Data items:
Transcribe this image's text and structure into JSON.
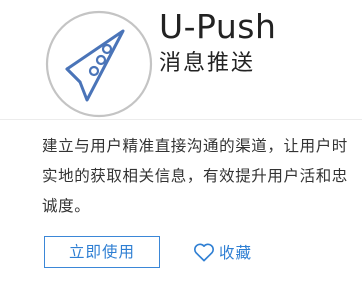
{
  "app": {
    "title": "U-Push",
    "subtitle": "消息推送"
  },
  "description": "建立与用户精准直接沟通的渠道，让用户时实地的获取相关信息，有效提升用户活和忠诚度。",
  "actions": {
    "use_label": "立即使用",
    "favorite_label": "收藏"
  },
  "icons": {
    "logo": "paper-plane-icon",
    "favorite": "heart-outline-icon"
  },
  "colors": {
    "accent": "#2f7fd3",
    "logo_stroke": "#4a74b8",
    "logo_ring": "#c4c4c4"
  }
}
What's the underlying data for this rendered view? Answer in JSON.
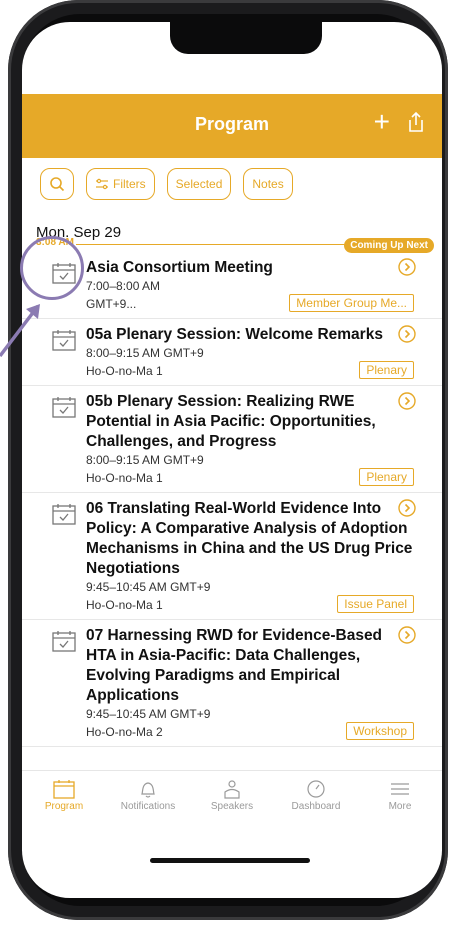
{
  "header": {
    "title": "Program"
  },
  "toolbar": {
    "filters_label": "Filters",
    "selected_label": "Selected",
    "notes_label": "Notes"
  },
  "timeline": {
    "date": "Mon, Sep 29",
    "now_time": "3:08 AM",
    "coming_up_next_label": "Coming Up Next"
  },
  "sessions": [
    {
      "title": "Asia Consortium Meeting",
      "time": "7:00–8:00 AM",
      "time_extra": "GMT+9...",
      "location": "",
      "tag": "Member Group Me..."
    },
    {
      "title": "05a Plenary Session: Welcome Remarks",
      "time": "8:00–9:15 AM GMT+9",
      "location": "Ho-O-no-Ma 1",
      "tag": "Plenary"
    },
    {
      "title": "05b Plenary Session: Realizing RWE Potential in Asia Pacific: Opportunities, Challenges, and Progress",
      "time": "8:00–9:15 AM GMT+9",
      "location": "Ho-O-no-Ma 1",
      "tag": "Plenary"
    },
    {
      "title": "06 Translating Real-World Evidence Into Policy: A Comparative Analysis of Adoption Mechanisms in China and the US Drug Price Negotiations",
      "time": "9:45–10:45 AM GMT+9",
      "location": "Ho-O-no-Ma 1",
      "tag": "Issue Panel"
    },
    {
      "title": "07 Harnessing RWD for Evidence-Based HTA in Asia-Pacific: Data Challenges, Evolving Paradigms and Empirical Applications",
      "time": "9:45–10:45 AM GMT+9",
      "location": "Ho-O-no-Ma 2",
      "tag": "Workshop"
    }
  ],
  "tabbar": {
    "items": [
      {
        "label": "Program",
        "icon": "calendar-icon"
      },
      {
        "label": "Notifications",
        "icon": "bell-icon"
      },
      {
        "label": "Speakers",
        "icon": "person-icon"
      },
      {
        "label": "Dashboard",
        "icon": "gauge-icon"
      },
      {
        "label": "More",
        "icon": "menu-icon"
      }
    ]
  },
  "colors": {
    "accent": "#e6a928",
    "highlight_ring": "#8b7bb2"
  }
}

■ **Stated exercise**
Retype all of the entries exactly as written, leaving out any images.

■ **The completed task**
Transcribe this image's text and structure into JSON.
{
  "app": {
    "title": "U-Push",
    "subtitle": "消息推送"
  },
  "description": "建立与用户精准直接沟通的渠道，让用户时实地的获取相关信息，有效提升用户活和忠诚度。",
  "actions": {
    "use_label": "立即使用",
    "favorite_label": "收藏"
  },
  "icons": {
    "logo": "paper-plane-icon",
    "favorite": "heart-outline-icon"
  },
  "colors": {
    "accent": "#2f7fd3",
    "logo_stroke": "#4a74b8",
    "logo_ring": "#c4c4c4"
  }
}
What's the underlying data for this rendered view? Answer in JSON.
{
  "header": {
    "title": "Program"
  },
  "toolbar": {
    "filters_label": "Filters",
    "selected_label": "Selected",
    "notes_label": "Notes"
  },
  "timeline": {
    "date": "Mon, Sep 29",
    "now_time": "3:08 AM",
    "coming_up_next_label": "Coming Up Next"
  },
  "sessions": [
    {
      "title": "Asia Consortium Meeting",
      "time": "7:00–8:00 AM",
      "time_extra": "GMT+9...",
      "location": "",
      "tag": "Member Group Me..."
    },
    {
      "title": "05a Plenary Session: Welcome Remarks",
      "time": "8:00–9:15 AM GMT+9",
      "location": "Ho-O-no-Ma 1",
      "tag": "Plenary"
    },
    {
      "title": "05b Plenary Session: Realizing RWE Potential in Asia Pacific: Opportunities, Challenges, and Progress",
      "time": "8:00–9:15 AM GMT+9",
      "location": "Ho-O-no-Ma 1",
      "tag": "Plenary"
    },
    {
      "title": "06 Translating Real-World Evidence Into Policy: A Comparative Analysis of Adoption Mechanisms in China and the US Drug Price Negotiations",
      "time": "9:45–10:45 AM GMT+9",
      "location": "Ho-O-no-Ma 1",
      "tag": "Issue Panel"
    },
    {
      "title": "07 Harnessing RWD for Evidence-Based HTA in Asia-Pacific: Data Challenges, Evolving Paradigms and Empirical Applications",
      "time": "9:45–10:45 AM GMT+9",
      "location": "Ho-O-no-Ma 2",
      "tag": "Workshop"
    }
  ],
  "tabbar": {
    "items": [
      {
        "label": "Program",
        "icon": "calendar-icon"
      },
      {
        "label": "Notifications",
        "icon": "bell-icon"
      },
      {
        "label": "Speakers",
        "icon": "person-icon"
      },
      {
        "label": "Dashboard",
        "icon": "gauge-icon"
      },
      {
        "label": "More",
        "icon": "menu-icon"
      }
    ]
  },
  "colors": {
    "accent": "#e6a928",
    "highlight_ring": "#8b7bb2"
  }
}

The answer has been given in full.